## Directions
Identify all lines below that hold "support" and collect them.

----- Input records

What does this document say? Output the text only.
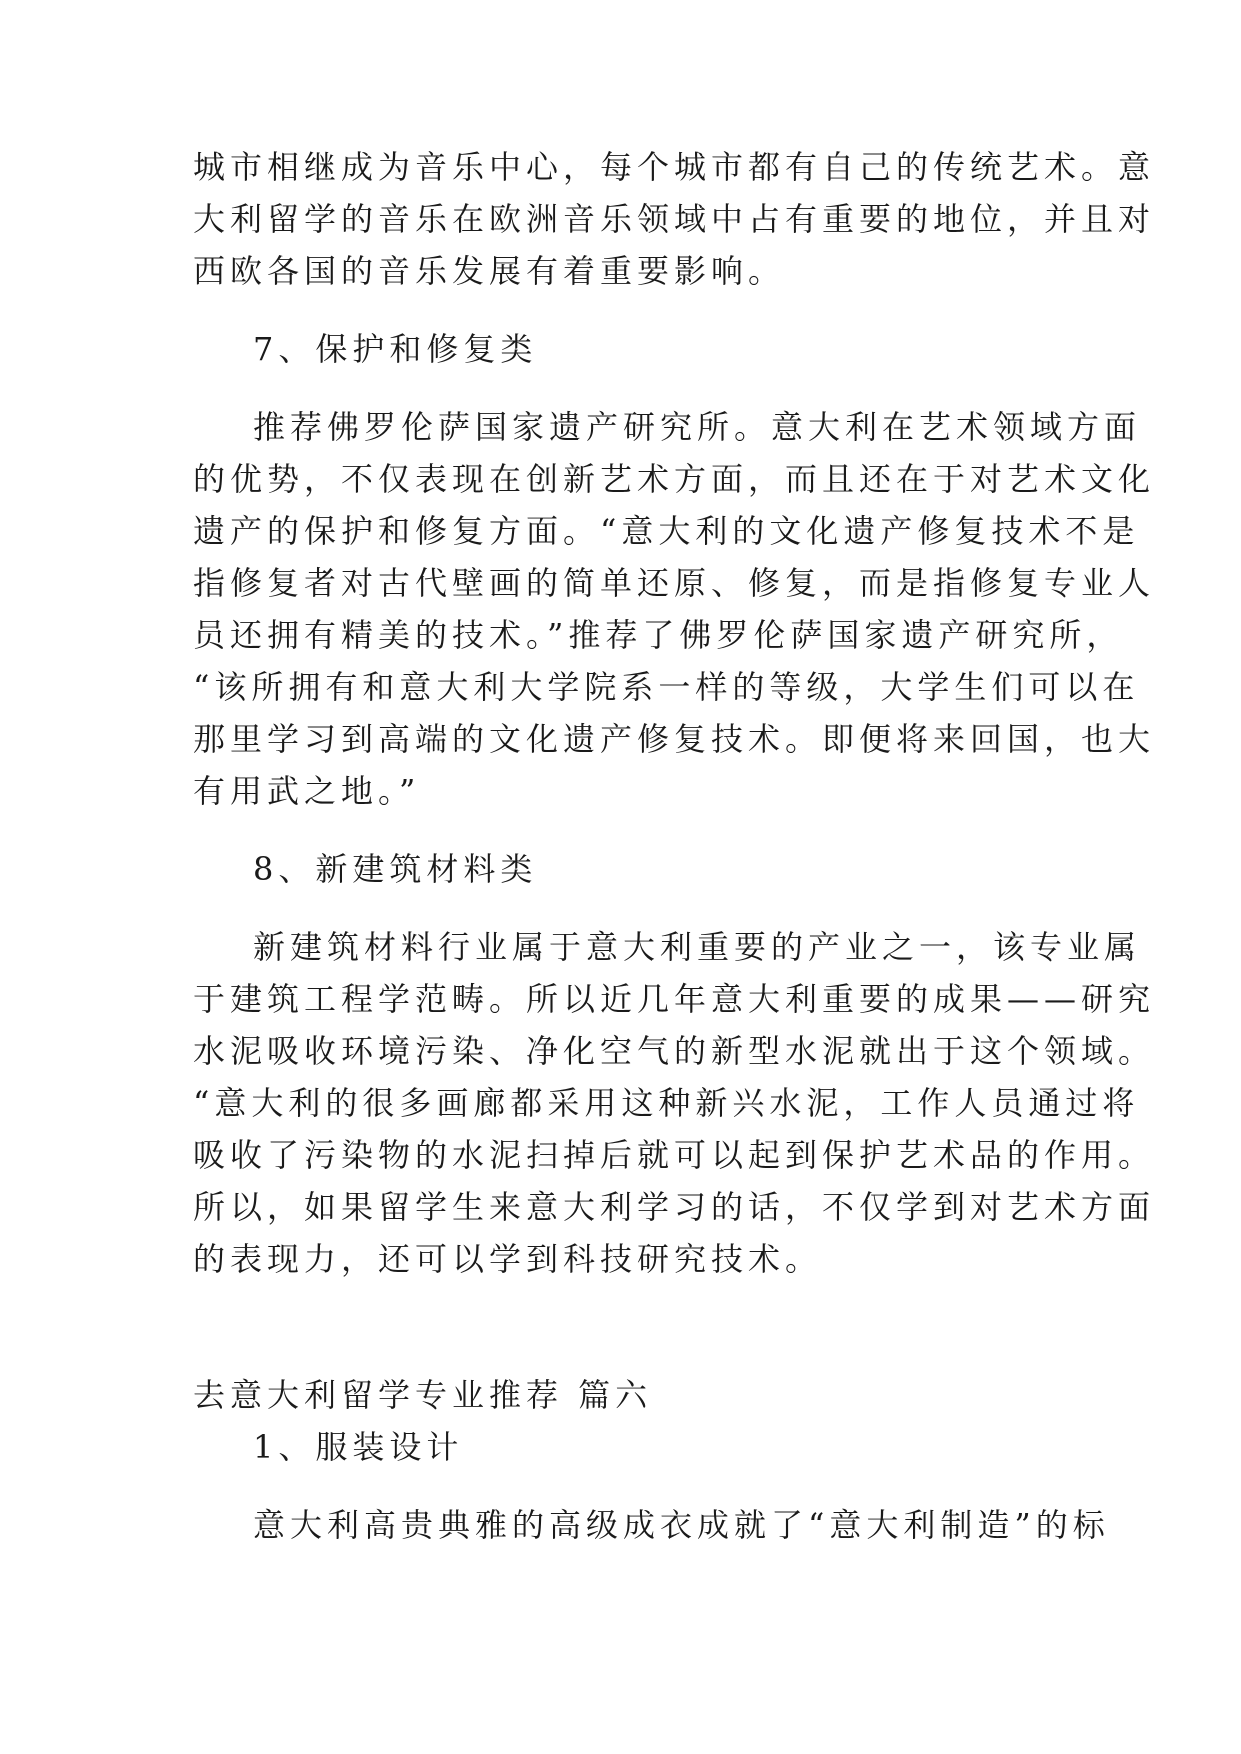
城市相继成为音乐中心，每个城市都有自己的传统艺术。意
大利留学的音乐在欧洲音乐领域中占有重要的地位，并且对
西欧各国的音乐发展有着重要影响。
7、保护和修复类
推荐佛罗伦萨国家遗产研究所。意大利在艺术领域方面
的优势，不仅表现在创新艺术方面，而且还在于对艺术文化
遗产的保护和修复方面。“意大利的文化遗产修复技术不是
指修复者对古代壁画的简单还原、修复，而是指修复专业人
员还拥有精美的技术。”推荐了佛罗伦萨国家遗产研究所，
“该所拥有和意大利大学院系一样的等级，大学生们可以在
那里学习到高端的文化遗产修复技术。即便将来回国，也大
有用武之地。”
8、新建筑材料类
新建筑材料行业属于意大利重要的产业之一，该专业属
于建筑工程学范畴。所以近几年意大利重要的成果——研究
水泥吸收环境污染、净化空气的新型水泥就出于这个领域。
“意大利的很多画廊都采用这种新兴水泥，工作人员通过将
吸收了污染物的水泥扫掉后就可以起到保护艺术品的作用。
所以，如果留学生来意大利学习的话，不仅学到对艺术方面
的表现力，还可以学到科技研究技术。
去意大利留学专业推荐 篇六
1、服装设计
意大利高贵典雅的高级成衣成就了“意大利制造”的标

----------
----- Input records

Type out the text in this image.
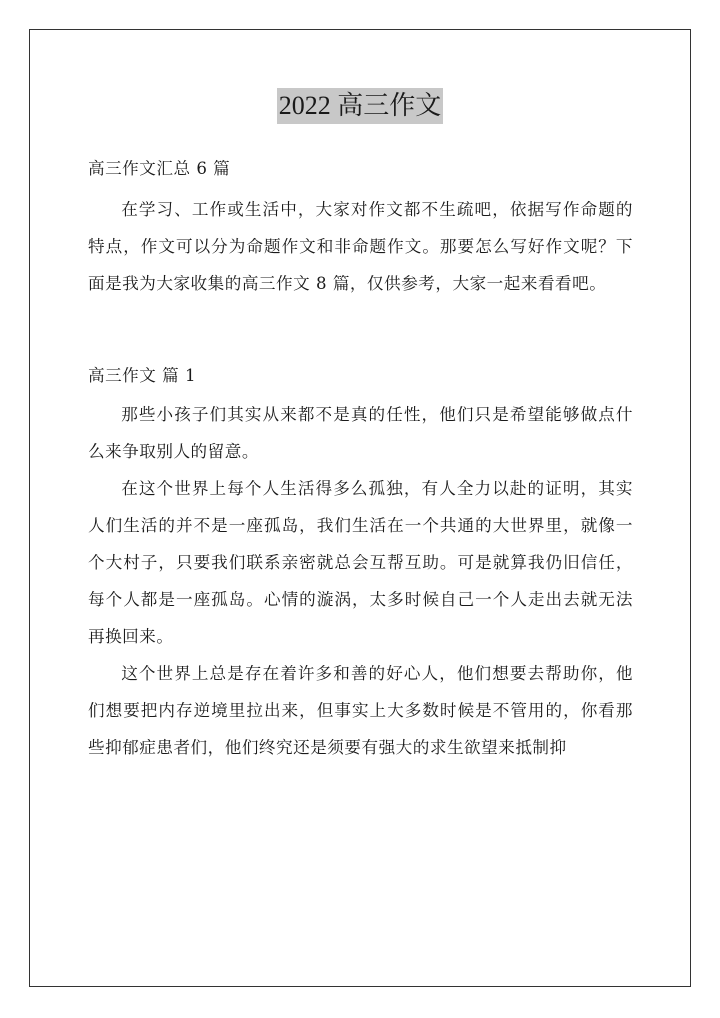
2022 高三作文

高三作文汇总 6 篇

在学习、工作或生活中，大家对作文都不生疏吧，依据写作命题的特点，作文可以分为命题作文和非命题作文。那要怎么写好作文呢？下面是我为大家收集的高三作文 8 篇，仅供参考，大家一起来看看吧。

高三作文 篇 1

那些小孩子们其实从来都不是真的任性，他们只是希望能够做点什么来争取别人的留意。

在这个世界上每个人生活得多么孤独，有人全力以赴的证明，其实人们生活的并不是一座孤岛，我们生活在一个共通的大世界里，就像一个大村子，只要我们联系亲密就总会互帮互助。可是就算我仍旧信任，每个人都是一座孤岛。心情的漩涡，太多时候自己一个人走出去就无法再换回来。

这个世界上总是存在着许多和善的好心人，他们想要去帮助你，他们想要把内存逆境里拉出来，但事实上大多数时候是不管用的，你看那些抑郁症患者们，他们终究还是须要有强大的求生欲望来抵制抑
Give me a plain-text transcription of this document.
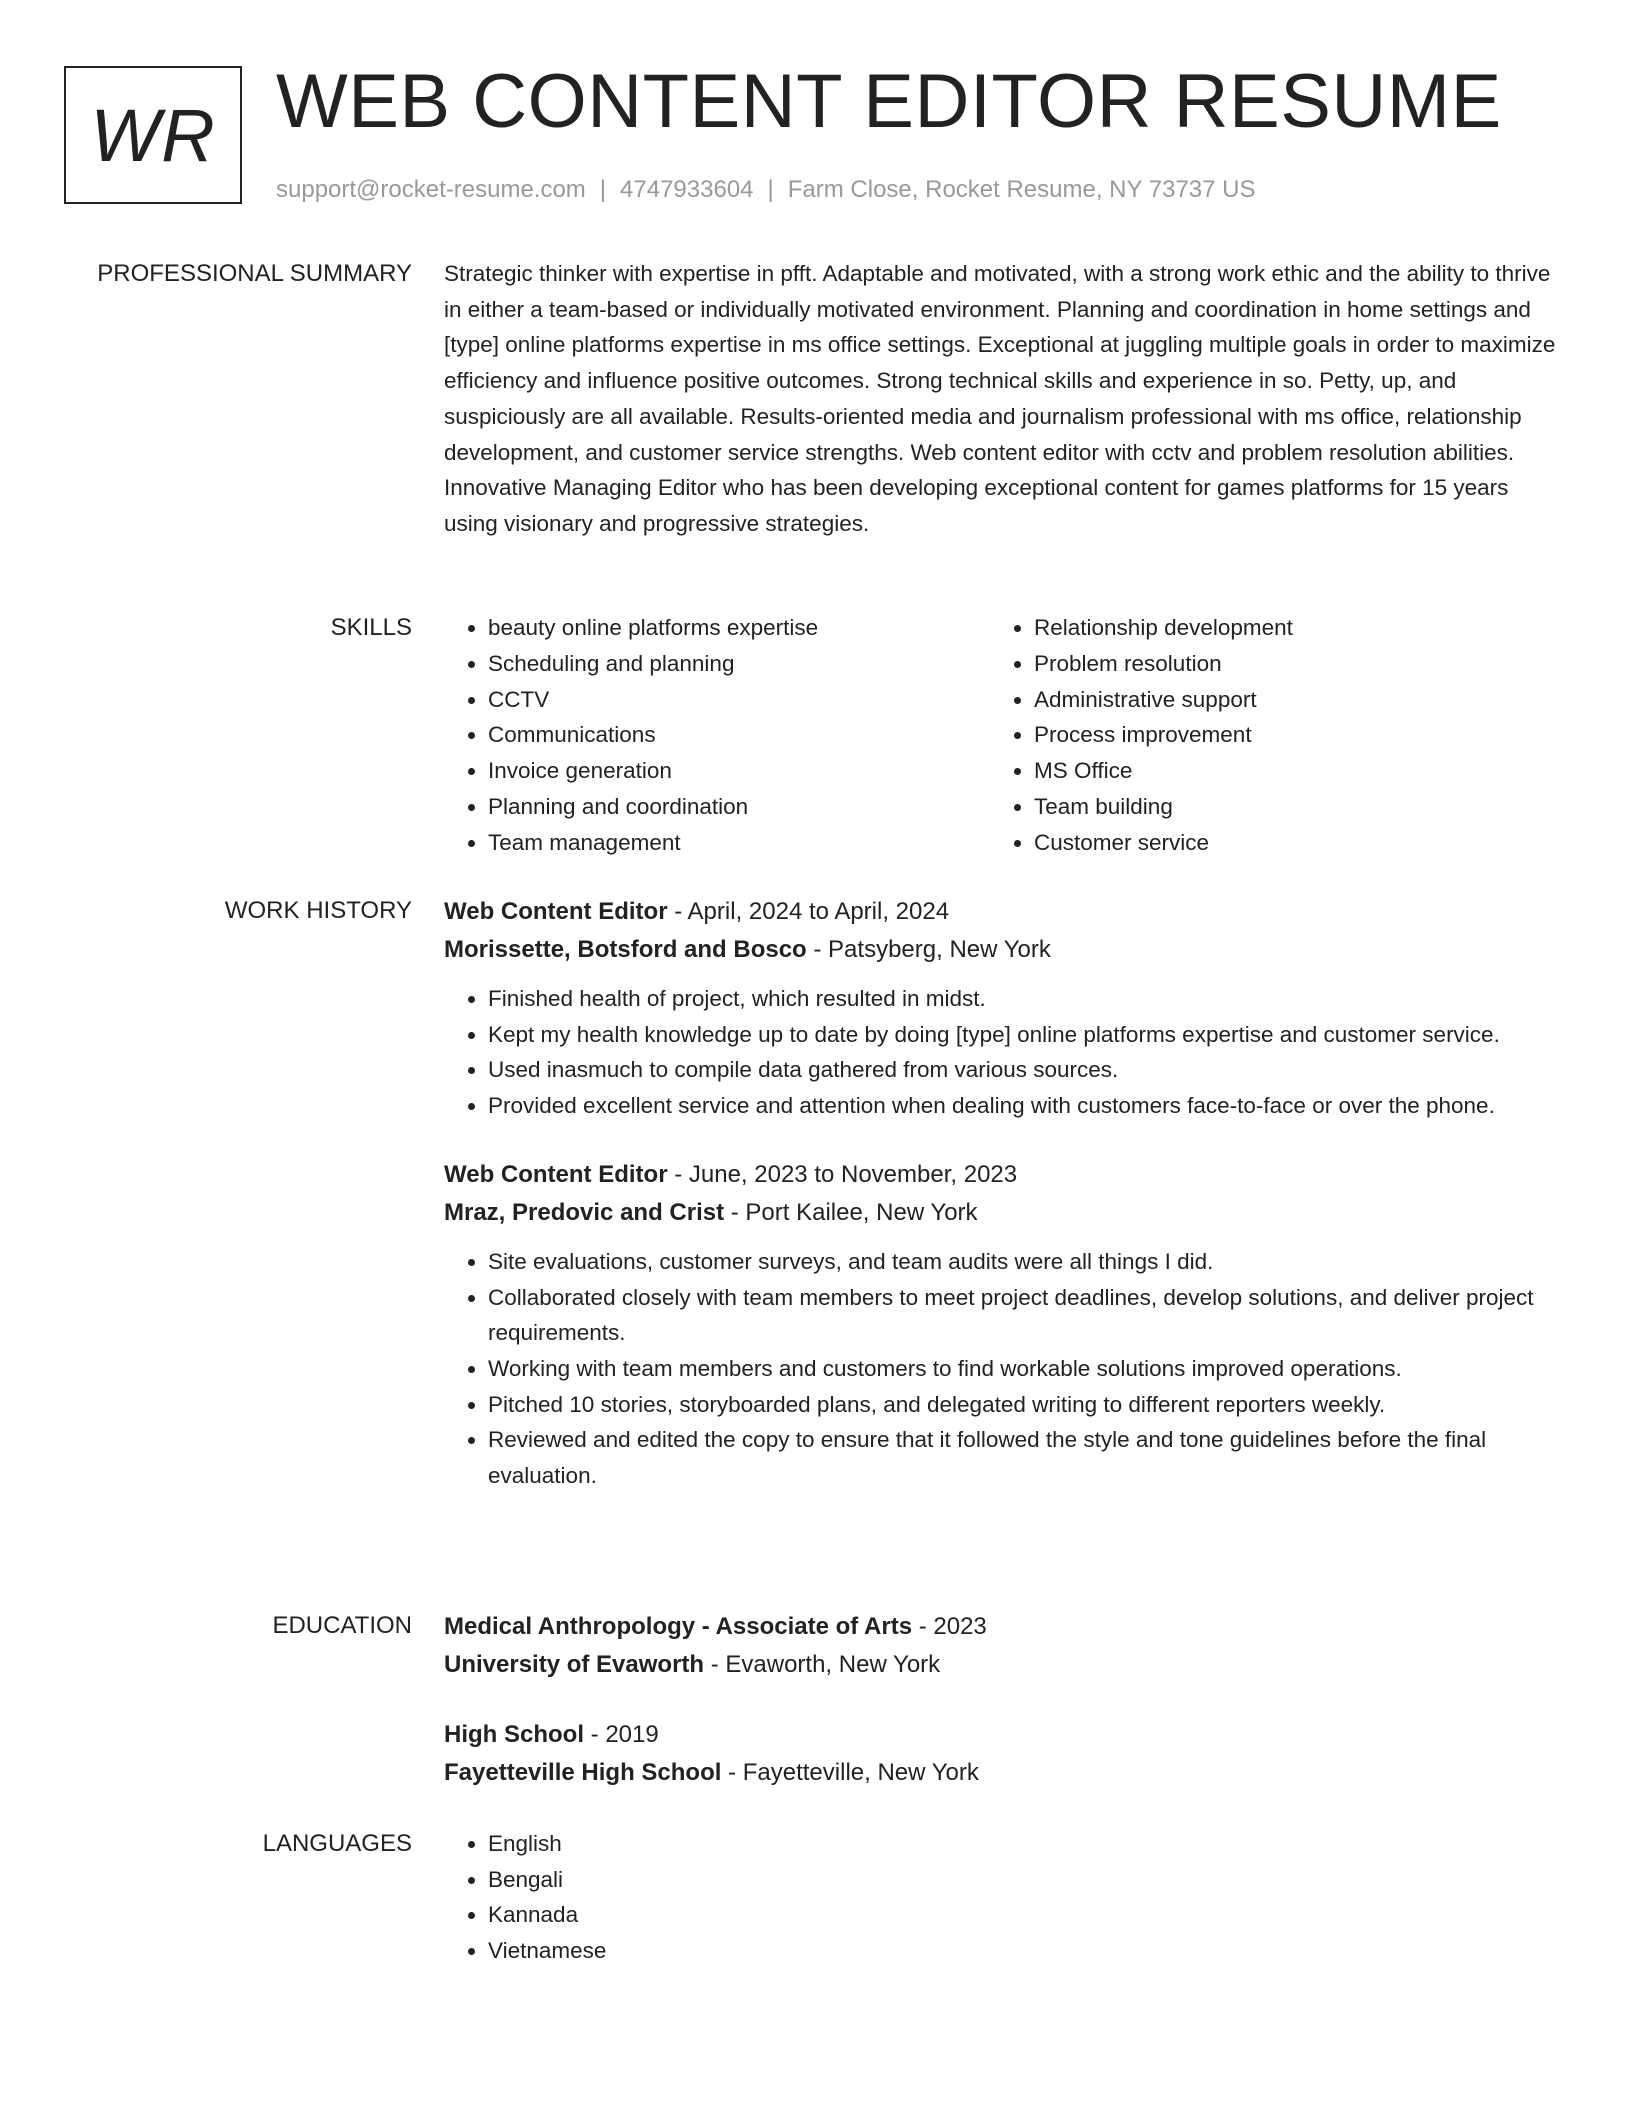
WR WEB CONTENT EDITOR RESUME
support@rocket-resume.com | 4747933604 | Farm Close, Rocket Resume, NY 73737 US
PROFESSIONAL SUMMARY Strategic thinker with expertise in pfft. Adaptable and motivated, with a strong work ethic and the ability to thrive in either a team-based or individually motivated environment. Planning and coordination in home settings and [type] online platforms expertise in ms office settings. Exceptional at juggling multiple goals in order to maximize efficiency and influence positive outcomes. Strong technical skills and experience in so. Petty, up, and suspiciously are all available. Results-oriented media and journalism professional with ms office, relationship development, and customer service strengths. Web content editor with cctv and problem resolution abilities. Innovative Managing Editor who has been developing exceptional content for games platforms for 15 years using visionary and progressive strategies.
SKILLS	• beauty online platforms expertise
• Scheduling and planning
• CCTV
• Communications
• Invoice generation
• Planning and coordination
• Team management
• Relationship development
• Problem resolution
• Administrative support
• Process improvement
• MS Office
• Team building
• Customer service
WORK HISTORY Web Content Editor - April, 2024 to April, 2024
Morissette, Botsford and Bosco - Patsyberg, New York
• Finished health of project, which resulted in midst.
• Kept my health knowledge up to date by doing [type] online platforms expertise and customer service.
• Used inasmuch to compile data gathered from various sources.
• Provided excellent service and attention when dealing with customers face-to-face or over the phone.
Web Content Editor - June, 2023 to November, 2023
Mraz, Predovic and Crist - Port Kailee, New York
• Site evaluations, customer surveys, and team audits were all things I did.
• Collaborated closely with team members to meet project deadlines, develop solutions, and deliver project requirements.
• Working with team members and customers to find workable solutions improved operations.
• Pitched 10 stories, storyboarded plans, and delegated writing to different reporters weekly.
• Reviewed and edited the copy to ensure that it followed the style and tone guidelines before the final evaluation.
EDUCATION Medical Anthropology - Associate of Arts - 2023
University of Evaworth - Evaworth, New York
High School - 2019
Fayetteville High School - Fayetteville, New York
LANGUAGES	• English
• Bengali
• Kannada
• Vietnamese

----------

## Full output
support@rocket-resume.com | 4747933604 | Farm Close, Rocket Resume, NY 73737 US
• Administrative support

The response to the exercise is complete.